- INSTRUCTIONS TO FOLLOW
Using the entries that follow, collect the lines where the word "this" appears.
**** MATERIAL SHOWN ****
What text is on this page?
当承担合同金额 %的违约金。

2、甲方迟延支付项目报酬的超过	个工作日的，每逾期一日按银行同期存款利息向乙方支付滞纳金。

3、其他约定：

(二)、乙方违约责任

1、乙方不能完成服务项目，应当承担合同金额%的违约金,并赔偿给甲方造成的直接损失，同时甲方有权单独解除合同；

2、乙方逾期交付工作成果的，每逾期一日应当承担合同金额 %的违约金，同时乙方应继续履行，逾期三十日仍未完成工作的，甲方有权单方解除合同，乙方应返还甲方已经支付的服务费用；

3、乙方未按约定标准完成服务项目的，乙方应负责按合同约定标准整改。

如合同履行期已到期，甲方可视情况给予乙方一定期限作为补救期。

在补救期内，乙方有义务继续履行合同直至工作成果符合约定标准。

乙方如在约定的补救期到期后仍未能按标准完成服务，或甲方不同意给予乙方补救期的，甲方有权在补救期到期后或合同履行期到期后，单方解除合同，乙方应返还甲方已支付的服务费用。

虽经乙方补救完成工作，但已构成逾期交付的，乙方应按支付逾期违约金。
****
**** MATERIAL SHOWN ****
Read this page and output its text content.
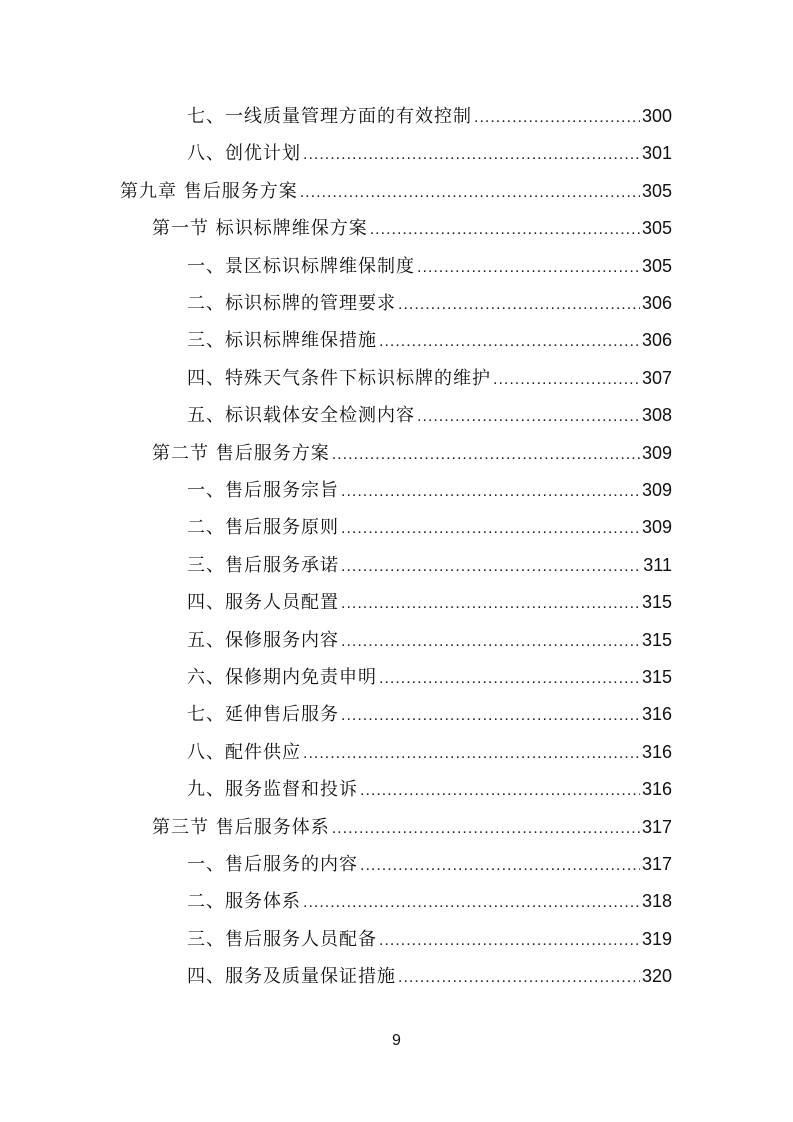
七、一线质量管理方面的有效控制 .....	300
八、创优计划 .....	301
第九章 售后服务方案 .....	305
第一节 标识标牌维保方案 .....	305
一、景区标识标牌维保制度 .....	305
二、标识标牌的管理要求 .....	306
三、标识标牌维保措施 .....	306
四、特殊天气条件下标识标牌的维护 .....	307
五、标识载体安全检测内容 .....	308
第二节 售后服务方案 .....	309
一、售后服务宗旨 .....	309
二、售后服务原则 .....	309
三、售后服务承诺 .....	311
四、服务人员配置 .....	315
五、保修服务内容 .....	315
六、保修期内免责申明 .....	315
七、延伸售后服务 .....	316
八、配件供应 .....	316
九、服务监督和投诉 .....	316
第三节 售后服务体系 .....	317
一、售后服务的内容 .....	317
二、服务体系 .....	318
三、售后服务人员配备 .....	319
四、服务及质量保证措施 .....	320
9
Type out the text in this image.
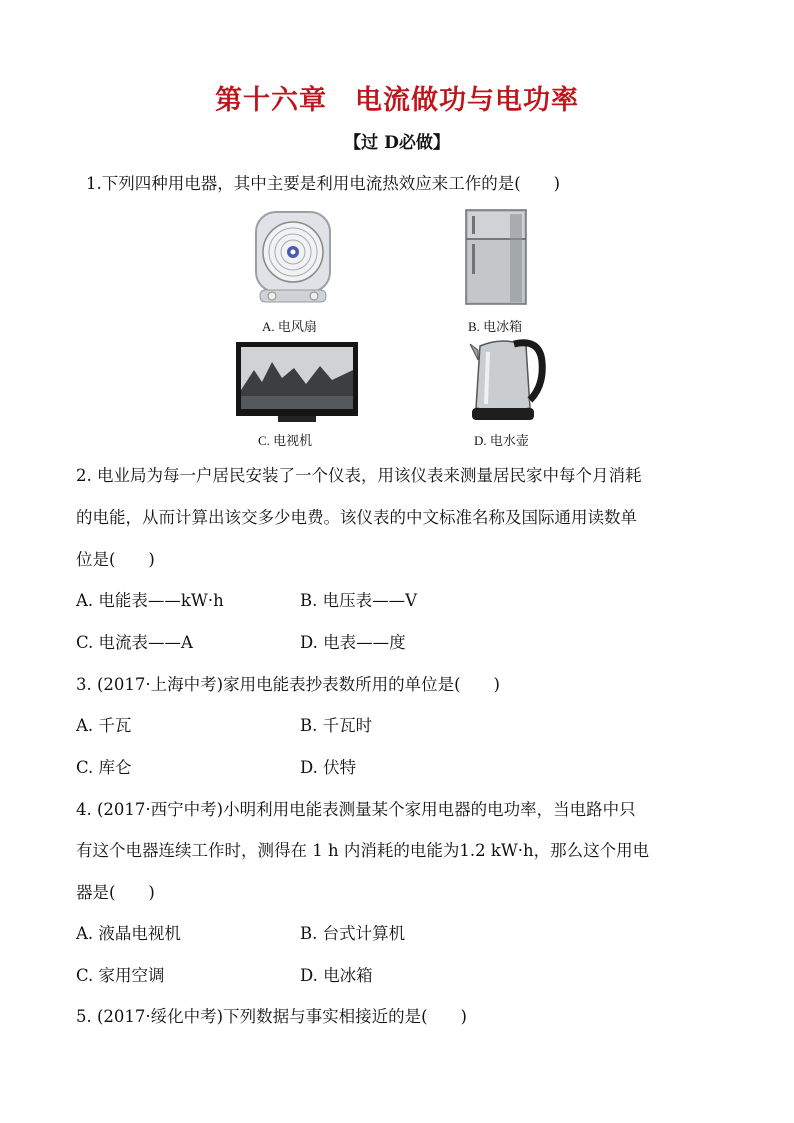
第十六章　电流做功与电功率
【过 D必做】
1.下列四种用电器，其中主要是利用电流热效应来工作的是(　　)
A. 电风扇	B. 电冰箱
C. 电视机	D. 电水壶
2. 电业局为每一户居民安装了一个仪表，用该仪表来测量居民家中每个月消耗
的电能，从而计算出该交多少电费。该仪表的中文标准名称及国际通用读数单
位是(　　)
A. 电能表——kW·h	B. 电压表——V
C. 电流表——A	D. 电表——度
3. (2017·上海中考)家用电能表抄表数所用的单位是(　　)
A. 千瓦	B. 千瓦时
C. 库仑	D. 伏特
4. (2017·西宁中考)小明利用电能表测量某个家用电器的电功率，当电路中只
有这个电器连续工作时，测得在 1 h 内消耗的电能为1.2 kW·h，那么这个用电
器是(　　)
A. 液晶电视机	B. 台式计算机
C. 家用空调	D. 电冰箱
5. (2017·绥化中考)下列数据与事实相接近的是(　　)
****
- CORRECT OUTPUT
What text is on this page?
Read this page and output its text content.
Type out the text in this image.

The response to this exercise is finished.